Task directions: Reproduce the entries below in full, word for word.

Data:
#####
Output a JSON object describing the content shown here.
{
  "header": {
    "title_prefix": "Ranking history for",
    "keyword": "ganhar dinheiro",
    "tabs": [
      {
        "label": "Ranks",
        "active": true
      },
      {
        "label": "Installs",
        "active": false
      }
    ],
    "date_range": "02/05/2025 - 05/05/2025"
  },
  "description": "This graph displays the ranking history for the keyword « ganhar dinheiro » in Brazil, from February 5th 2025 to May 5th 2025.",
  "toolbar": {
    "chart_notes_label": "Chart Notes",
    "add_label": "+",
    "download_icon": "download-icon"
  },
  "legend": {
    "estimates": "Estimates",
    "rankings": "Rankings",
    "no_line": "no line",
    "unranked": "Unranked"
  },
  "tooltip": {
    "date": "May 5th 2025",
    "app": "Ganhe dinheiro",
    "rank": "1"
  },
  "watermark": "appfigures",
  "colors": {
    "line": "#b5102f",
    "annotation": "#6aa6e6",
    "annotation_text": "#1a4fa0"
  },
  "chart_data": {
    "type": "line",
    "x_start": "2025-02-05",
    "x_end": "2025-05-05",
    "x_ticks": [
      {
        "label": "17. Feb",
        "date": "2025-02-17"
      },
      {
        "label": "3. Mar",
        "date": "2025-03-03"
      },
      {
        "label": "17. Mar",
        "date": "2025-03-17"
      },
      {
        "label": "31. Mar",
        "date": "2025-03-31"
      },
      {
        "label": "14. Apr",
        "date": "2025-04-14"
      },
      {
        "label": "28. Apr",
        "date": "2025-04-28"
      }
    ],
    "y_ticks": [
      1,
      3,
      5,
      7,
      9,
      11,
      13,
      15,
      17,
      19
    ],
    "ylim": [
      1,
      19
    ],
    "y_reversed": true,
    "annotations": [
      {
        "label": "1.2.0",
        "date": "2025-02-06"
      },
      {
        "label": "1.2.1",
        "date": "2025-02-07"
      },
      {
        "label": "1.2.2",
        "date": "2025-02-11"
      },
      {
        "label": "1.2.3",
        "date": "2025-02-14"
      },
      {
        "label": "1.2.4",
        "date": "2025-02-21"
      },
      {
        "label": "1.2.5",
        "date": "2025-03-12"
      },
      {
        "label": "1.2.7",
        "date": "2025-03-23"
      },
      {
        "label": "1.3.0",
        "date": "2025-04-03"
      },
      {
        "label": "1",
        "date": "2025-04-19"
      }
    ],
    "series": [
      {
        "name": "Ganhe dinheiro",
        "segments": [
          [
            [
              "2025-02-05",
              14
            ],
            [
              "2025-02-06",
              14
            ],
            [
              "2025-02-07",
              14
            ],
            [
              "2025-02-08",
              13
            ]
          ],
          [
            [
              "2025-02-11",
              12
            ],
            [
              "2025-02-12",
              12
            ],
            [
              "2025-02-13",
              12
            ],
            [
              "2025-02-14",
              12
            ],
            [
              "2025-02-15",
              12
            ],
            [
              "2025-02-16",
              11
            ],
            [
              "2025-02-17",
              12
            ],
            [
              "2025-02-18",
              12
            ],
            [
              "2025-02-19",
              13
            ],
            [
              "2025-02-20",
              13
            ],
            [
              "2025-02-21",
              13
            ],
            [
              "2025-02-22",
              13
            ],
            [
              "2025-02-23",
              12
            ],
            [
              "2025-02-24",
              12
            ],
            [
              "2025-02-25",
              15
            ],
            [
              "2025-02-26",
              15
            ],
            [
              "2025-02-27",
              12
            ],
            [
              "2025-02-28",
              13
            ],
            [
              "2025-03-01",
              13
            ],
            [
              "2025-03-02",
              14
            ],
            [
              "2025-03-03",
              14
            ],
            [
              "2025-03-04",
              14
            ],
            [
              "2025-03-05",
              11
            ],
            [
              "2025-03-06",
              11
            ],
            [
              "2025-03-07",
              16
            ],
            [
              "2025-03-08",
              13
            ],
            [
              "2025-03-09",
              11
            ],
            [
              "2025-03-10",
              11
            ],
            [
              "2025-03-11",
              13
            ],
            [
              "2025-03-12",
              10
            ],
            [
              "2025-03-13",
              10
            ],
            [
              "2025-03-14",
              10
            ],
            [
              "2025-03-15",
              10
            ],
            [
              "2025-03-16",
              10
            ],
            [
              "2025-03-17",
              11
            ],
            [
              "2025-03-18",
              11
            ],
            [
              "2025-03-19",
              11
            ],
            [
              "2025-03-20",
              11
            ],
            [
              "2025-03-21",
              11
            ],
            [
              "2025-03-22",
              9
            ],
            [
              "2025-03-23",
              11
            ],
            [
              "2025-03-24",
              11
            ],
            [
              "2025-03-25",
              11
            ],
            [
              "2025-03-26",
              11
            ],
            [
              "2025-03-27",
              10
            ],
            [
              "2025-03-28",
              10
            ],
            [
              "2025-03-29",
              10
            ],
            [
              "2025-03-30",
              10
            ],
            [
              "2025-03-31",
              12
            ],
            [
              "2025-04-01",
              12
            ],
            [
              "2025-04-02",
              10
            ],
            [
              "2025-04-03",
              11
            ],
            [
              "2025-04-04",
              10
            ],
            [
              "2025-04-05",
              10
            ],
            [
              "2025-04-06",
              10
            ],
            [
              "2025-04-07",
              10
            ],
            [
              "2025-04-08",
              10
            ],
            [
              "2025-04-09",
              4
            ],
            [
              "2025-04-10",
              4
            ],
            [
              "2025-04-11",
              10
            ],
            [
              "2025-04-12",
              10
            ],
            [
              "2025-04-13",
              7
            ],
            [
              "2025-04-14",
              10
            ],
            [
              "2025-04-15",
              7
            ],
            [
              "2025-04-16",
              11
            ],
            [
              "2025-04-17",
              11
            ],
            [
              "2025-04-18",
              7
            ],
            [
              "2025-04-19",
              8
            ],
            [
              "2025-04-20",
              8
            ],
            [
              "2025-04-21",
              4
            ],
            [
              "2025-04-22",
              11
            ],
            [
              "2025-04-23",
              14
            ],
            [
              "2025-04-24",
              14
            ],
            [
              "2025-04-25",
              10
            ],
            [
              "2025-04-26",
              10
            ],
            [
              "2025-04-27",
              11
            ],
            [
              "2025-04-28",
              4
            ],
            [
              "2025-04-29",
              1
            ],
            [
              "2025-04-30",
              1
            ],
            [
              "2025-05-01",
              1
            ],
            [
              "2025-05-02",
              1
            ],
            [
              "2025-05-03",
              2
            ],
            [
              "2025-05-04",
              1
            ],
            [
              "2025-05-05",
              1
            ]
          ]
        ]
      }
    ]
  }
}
#####
The reply:
Output a JSON object describing the content shown here.
{
  "header": {
    "title_prefix": "Ranking history for",
    "keyword": "ganhar dinheiro",
    "tabs": [
      {
        "label": "Ranks",
        "active": true
      },
      {
        "label": "Installs",
        "active": false
      }
    ],
    "date_range": "02/05/2025 - 05/05/2025"
  },
  "description": "This graph displays the ranking history for the keyword « ganhar dinheiro » in Brazil, from February 5th 2025 to May 5th 2025.",
  "toolbar": {
    "chart_notes_label": "Chart Notes",
    "add_label": "+",
    "download_icon": "download-icon"
  },
  "legend": {
    "estimates": "Estimates",
    "rankings": "Rankings",
    "no_line": "no line",
    "unranked": "Unranked"
  },
  "tooltip": {
    "date": "May 5th 2025",
    "app": "Ganhe dinheiro",
    "rank": "1"
  },
  "watermark": "appfigures",
  "colors": {
    "line": "#b5102f",
    "annotation": "#6aa6e6",
    "annotation_text": "#1a4fa0"
  },
  "chart_data": {
    "type": "line",
    "x_start": "2025-02-05",
    "x_end": "2025-05-05",
    "x_ticks": [
      {
        "label": "17. Feb",
        "date": "2025-02-17"
      },
      {
        "label": "3. Mar",
        "date": "2025-03-03"
      },
      {
        "label": "17. Mar",
        "date": "2025-03-17"
      },
      {
        "label": "31. Mar",
        "date": "2025-03-31"
      },
      {
        "label": "14. Apr",
        "date": "2025-04-14"
      },
      {
        "label": "28. Apr",
        "date": "2025-04-28"
      }
    ],
    "y_ticks": [
      1,
      3,
      5,
      7,
      9,
      11,
      13,
      15,
      17,
      19
    ],
    "ylim": [
      1,
      19
    ],
    "y_reversed": true,
    "annotations": [
      {
        "label": "1.2.0",
        "date": "2025-02-06"
      },
      {
        "label": "1.2.1",
        "date": "2025-02-07"
      },
      {
        "label": "1.2.2",
        "date": "2025-02-11"
      },
      {
        "label": "1.2.3",
        "date": "2025-02-14"
      },
      {
        "label": "1.2.4",
        "date": "2025-02-21"
      },
      {
        "label": "1.2.5",
        "date": "2025-03-12"
      },
      {
        "label": "1.2.7",
        "date": "2025-03-23"
      },
      {
        "label": "1.3.0",
        "date": "2025-04-03"
      },
      {
        "label": "1",
        "date": "2025-04-19"
      }
    ],
    "series": [
      {
        "name": "Ganhe dinheiro",
        "segments": [
          [
            [
              "2025-02-05",
              14
            ],
            [
              "2025-02-06",
              14
            ],
            [
              "2025-02-07",
              14
            ],
            [
              "2025-02-08",
              13
            ]
          ],
          [
            [
              "2025-02-11",
              12
            ],
            [
              "2025-02-12",
              12
            ],
            [
              "2025-02-13",
              12
            ],
            [
              "2025-02-14",
              12
            ],
            [
              "2025-02-15",
              12
            ],
            [
              "2025-02-16",
              11
            ],
            [
              "2025-02-17",
              12
            ],
            [
              "2025-02-18",
              12
            ],
            [
              "2025-02-19",
              13
            ],
            [
              "2025-02-20",
              13
            ],
            [
              "2025-02-21",
              13
            ],
            [
              "2025-02-22",
              13
            ],
            [
              "2025-02-23",
              12
            ],
            [
              "2025-02-24",
              12
            ],
            [
              "2025-02-25",
              15
            ],
            [
              "2025-02-26",
              15
            ],
            [
              "2025-02-27",
              12
            ],
            [
              "2025-02-28",
              13
            ],
            [
              "2025-03-01",
              13
            ],
            [
              "2025-03-02",
              14
            ],
            [
              "2025-03-03",
              14
            ],
            [
              "2025-03-04",
              14
            ],
            [
              "2025-03-05",
              11
            ],
            [
              "2025-03-06",
              11
            ],
            [
              "2025-03-07",
              16
            ],
            [
              "2025-03-08",
              13
            ],
            [
              "2025-03-09",
              11
            ],
            [
              "2025-03-10",
              11
            ],
            [
              "2025-03-11",
              13
            ],
            [
              "2025-03-12",
              10
            ],
            [
              "2025-03-13",
              10
            ],
            [
              "2025-03-14",
              10
            ],
            [
              "2025-03-15",
              10
            ],
            [
              "2025-03-16",
              10
            ],
            [
              "2025-03-17",
              11
            ],
            [
              "2025-03-18",
              11
            ],
            [
              "2025-03-19",
              11
            ],
            [
              "2025-03-20",
              11
            ],
            [
              "2025-03-21",
              11
            ],
            [
              "2025-03-22",
              9
            ],
            [
              "2025-03-23",
              11
            ],
            [
              "2025-03-24",
              11
            ],
            [
              "2025-03-25",
              11
            ],
            [
              "2025-03-26",
              11
            ],
            [
              "2025-03-27",
              10
            ],
            [
              "2025-03-28",
              10
            ],
            [
              "2025-03-29",
              10
            ],
            [
              "2025-03-30",
              10
            ],
            [
              "2025-03-31",
              12
            ],
            [
              "2025-04-01",
              12
            ],
            [
              "2025-04-02",
              10
            ],
            [
              "2025-04-03",
              11
            ],
            [
              "2025-04-04",
              10
            ],
            [
              "2025-04-05",
              10
            ],
            [
              "2025-04-06",
              10
            ],
            [
              "2025-04-07",
              10
            ],
            [
              "2025-04-08",
              10
            ],
            [
              "2025-04-09",
              4
            ],
            [
              "2025-04-10",
              4
            ],
            [
              "2025-04-11",
              10
            ],
            [
              "2025-04-12",
              10
            ],
            [
              "2025-04-13",
              7
            ],
            [
              "2025-04-14",
              10
            ],
            [
              "2025-04-15",
              7
            ],
            [
              "2025-04-16",
              11
            ],
            [
              "2025-04-17",
              11
            ],
            [
              "2025-04-18",
              7
            ],
            [
              "2025-04-19",
              8
            ],
            [
              "2025-04-20",
              8
            ],
            [
              "2025-04-21",
              4
            ],
            [
              "2025-04-22",
              11
            ],
            [
              "2025-04-23",
              14
            ],
            [
              "2025-04-24",
              14
            ],
            [
              "2025-04-25",
              10
            ],
            [
              "2025-04-26",
              10
            ],
            [
              "2025-04-27",
              11
            ],
            [
              "2025-04-28",
              4
            ],
            [
              "2025-04-29",
              1
            ],
            [
              "2025-04-30",
              1
            ],
            [
              "2025-05-01",
              1
            ],
            [
              "2025-05-02",
              1
            ],
            [
              "2025-05-03",
              2
            ],
            [
              "2025-05-04",
              1
            ],
            [
              "2025-05-05",
              1
            ]
          ]
        ]
      }
    ]
  }
}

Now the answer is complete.